(Source data)
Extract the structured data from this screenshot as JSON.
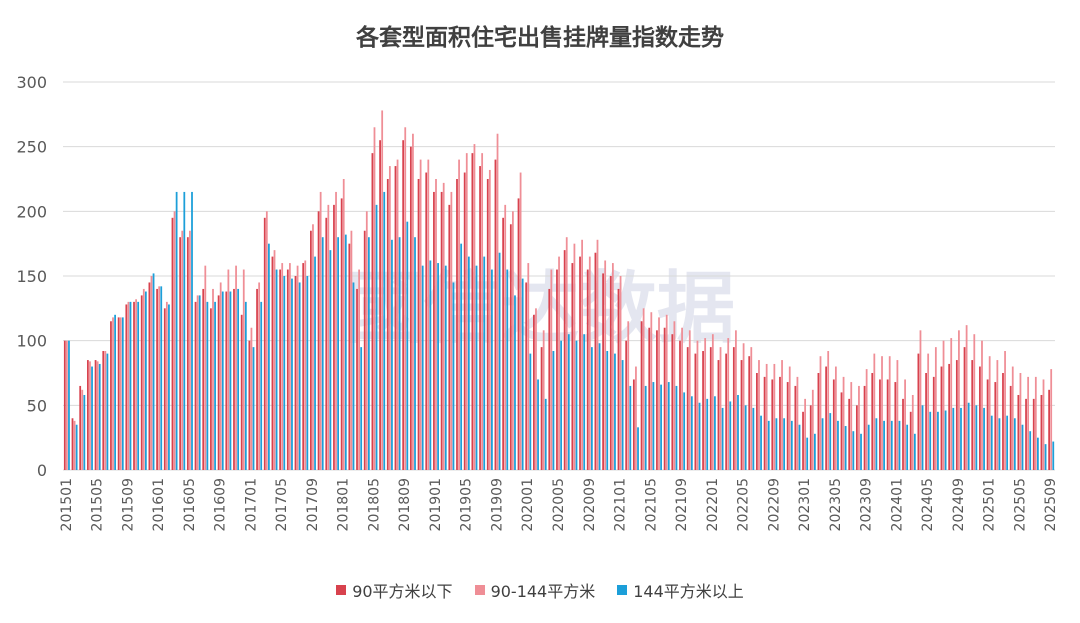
{
  "chart_data": {
    "type": "bar",
    "title": "各套型面积住宅出售挂牌量指数走势",
    "xlabel": "",
    "ylabel": "",
    "ylim": [
      0,
      300
    ],
    "yticks": [
      0,
      50,
      100,
      150,
      200,
      250,
      300
    ],
    "grid": true,
    "legend_position": "bottom",
    "watermark": "國信达数据",
    "tick_every": 4,
    "start_year": 2015,
    "start_month": 1,
    "series": [
      {
        "name": "90平方米以下",
        "color": "#d8424e",
        "values": [
          100,
          40,
          65,
          85,
          85,
          92,
          115,
          118,
          128,
          130,
          135,
          145,
          140,
          125,
          195,
          180,
          180,
          130,
          140,
          125,
          135,
          138,
          140,
          120,
          100,
          140,
          195,
          165,
          155,
          155,
          150,
          160,
          185,
          200,
          195,
          205,
          210,
          175,
          140,
          185,
          245,
          255,
          225,
          235,
          255,
          250,
          225,
          230,
          215,
          215,
          205,
          225,
          230,
          245,
          235,
          225,
          240,
          195,
          190,
          210,
          145,
          120,
          95,
          140,
          155,
          170,
          160,
          165,
          155,
          168,
          152,
          150,
          140,
          100,
          70,
          115,
          110,
          108,
          110,
          105,
          100,
          95,
          90,
          92,
          95,
          85,
          90,
          95,
          85,
          88,
          75,
          72,
          70,
          72,
          68,
          65,
          45,
          50,
          75,
          80,
          70,
          60,
          55,
          50,
          65,
          75,
          70,
          70,
          68,
          55,
          45,
          90,
          75,
          72,
          80,
          82,
          85,
          95,
          85,
          80,
          70,
          68,
          75,
          65,
          58,
          55,
          55,
          58,
          62
        ]
      },
      {
        "name": "90-144平方米",
        "color": "#ef8e96",
        "values": [
          100,
          38,
          62,
          84,
          84,
          92,
          118,
          118,
          130,
          132,
          140,
          150,
          142,
          130,
          200,
          185,
          185,
          135,
          158,
          140,
          145,
          155,
          158,
          155,
          110,
          145,
          200,
          170,
          160,
          160,
          158,
          162,
          190,
          215,
          205,
          215,
          225,
          185,
          155,
          200,
          265,
          278,
          235,
          240,
          265,
          260,
          240,
          240,
          225,
          222,
          215,
          240,
          245,
          252,
          245,
          232,
          260,
          205,
          200,
          230,
          160,
          125,
          108,
          155,
          165,
          180,
          175,
          178,
          165,
          178,
          162,
          160,
          150,
          115,
          80,
          125,
          122,
          118,
          120,
          115,
          110,
          108,
          100,
          102,
          105,
          95,
          102,
          108,
          98,
          95,
          85,
          82,
          82,
          85,
          80,
          72,
          55,
          62,
          88,
          92,
          80,
          72,
          68,
          65,
          78,
          90,
          88,
          88,
          85,
          70,
          58,
          108,
          90,
          95,
          100,
          102,
          108,
          112,
          105,
          100,
          88,
          85,
          92,
          80,
          75,
          72,
          72,
          70,
          78
        ]
      },
      {
        "name": "144平方米以上",
        "color": "#1c9fd9",
        "values": [
          100,
          35,
          58,
          80,
          82,
          90,
          120,
          118,
          130,
          130,
          138,
          152,
          142,
          128,
          215,
          215,
          215,
          135,
          130,
          130,
          138,
          138,
          140,
          130,
          95,
          130,
          175,
          155,
          150,
          148,
          145,
          150,
          165,
          180,
          170,
          180,
          182,
          145,
          95,
          180,
          205,
          215,
          178,
          180,
          192,
          180,
          158,
          162,
          160,
          158,
          145,
          175,
          165,
          158,
          165,
          155,
          168,
          155,
          135,
          148,
          90,
          70,
          55,
          92,
          100,
          105,
          100,
          105,
          95,
          98,
          92,
          90,
          85,
          65,
          33,
          65,
          68,
          66,
          68,
          65,
          60,
          57,
          52,
          55,
          57,
          48,
          53,
          58,
          50,
          48,
          42,
          38,
          40,
          40,
          38,
          35,
          25,
          28,
          40,
          44,
          38,
          34,
          30,
          28,
          35,
          40,
          38,
          38,
          38,
          35,
          28,
          50,
          45,
          45,
          46,
          48,
          48,
          52,
          50,
          48,
          42,
          40,
          42,
          40,
          35,
          30,
          25,
          20,
          22
        ]
      }
    ]
  }
}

● **TASK REQUIREMENTS**
Retype all entries exactly as they appear, dropping the images.

● **EXERCISE RESPONSE**
Extract the structured data from this screenshot as JSON.
{
  "chart_data": {
    "type": "bar",
    "title": "各套型面积住宅出售挂牌量指数走势",
    "xlabel": "",
    "ylabel": "",
    "ylim": [
      0,
      300
    ],
    "yticks": [
      0,
      50,
      100,
      150,
      200,
      250,
      300
    ],
    "grid": true,
    "legend_position": "bottom",
    "watermark": "國信达数据",
    "tick_every": 4,
    "start_year": 2015,
    "start_month": 1,
    "series": [
      {
        "name": "90平方米以下",
        "color": "#d8424e",
        "values": [
          100,
          40,
          65,
          85,
          85,
          92,
          115,
          118,
          128,
          130,
          135,
          145,
          140,
          125,
          195,
          180,
          180,
          130,
          140,
          125,
          135,
          138,
          140,
          120,
          100,
          140,
          195,
          165,
          155,
          155,
          150,
          160,
          185,
          200,
          195,
          205,
          210,
          175,
          140,
          185,
          245,
          255,
          225,
          235,
          255,
          250,
          225,
          230,
          215,
          215,
          205,
          225,
          230,
          245,
          235,
          225,
          240,
          195,
          190,
          210,
          145,
          120,
          95,
          140,
          155,
          170,
          160,
          165,
          155,
          168,
          152,
          150,
          140,
          100,
          70,
          115,
          110,
          108,
          110,
          105,
          100,
          95,
          90,
          92,
          95,
          85,
          90,
          95,
          85,
          88,
          75,
          72,
          70,
          72,
          68,
          65,
          45,
          50,
          75,
          80,
          70,
          60,
          55,
          50,
          65,
          75,
          70,
          70,
          68,
          55,
          45,
          90,
          75,
          72,
          80,
          82,
          85,
          95,
          85,
          80,
          70,
          68,
          75,
          65,
          58,
          55,
          55,
          58,
          62
        ]
      },
      {
        "name": "90-144平方米",
        "color": "#ef8e96",
        "values": [
          100,
          38,
          62,
          84,
          84,
          92,
          118,
          118,
          130,
          132,
          140,
          150,
          142,
          130,
          200,
          185,
          185,
          135,
          158,
          140,
          145,
          155,
          158,
          155,
          110,
          145,
          200,
          170,
          160,
          160,
          158,
          162,
          190,
          215,
          205,
          215,
          225,
          185,
          155,
          200,
          265,
          278,
          235,
          240,
          265,
          260,
          240,
          240,
          225,
          222,
          215,
          240,
          245,
          252,
          245,
          232,
          260,
          205,
          200,
          230,
          160,
          125,
          108,
          155,
          165,
          180,
          175,
          178,
          165,
          178,
          162,
          160,
          150,
          115,
          80,
          125,
          122,
          118,
          120,
          115,
          110,
          108,
          100,
          102,
          105,
          95,
          102,
          108,
          98,
          95,
          85,
          82,
          82,
          85,
          80,
          72,
          55,
          62,
          88,
          92,
          80,
          72,
          68,
          65,
          78,
          90,
          88,
          88,
          85,
          70,
          58,
          108,
          90,
          95,
          100,
          102,
          108,
          112,
          105,
          100,
          88,
          85,
          92,
          80,
          75,
          72,
          72,
          70,
          78
        ]
      },
      {
        "name": "144平方米以上",
        "color": "#1c9fd9",
        "values": [
          100,
          35,
          58,
          80,
          82,
          90,
          120,
          118,
          130,
          130,
          138,
          152,
          142,
          128,
          215,
          215,
          215,
          135,
          130,
          130,
          138,
          138,
          140,
          130,
          95,
          130,
          175,
          155,
          150,
          148,
          145,
          150,
          165,
          180,
          170,
          180,
          182,
          145,
          95,
          180,
          205,
          215,
          178,
          180,
          192,
          180,
          158,
          162,
          160,
          158,
          145,
          175,
          165,
          158,
          165,
          155,
          168,
          155,
          135,
          148,
          90,
          70,
          55,
          92,
          100,
          105,
          100,
          105,
          95,
          98,
          92,
          90,
          85,
          65,
          33,
          65,
          68,
          66,
          68,
          65,
          60,
          57,
          52,
          55,
          57,
          48,
          53,
          58,
          50,
          48,
          42,
          38,
          40,
          40,
          38,
          35,
          25,
          28,
          40,
          44,
          38,
          34,
          30,
          28,
          35,
          40,
          38,
          38,
          38,
          35,
          28,
          50,
          45,
          45,
          46,
          48,
          48,
          52,
          50,
          48,
          42,
          40,
          42,
          40,
          35,
          30,
          25,
          20,
          22
        ]
      }
    ]
  }
}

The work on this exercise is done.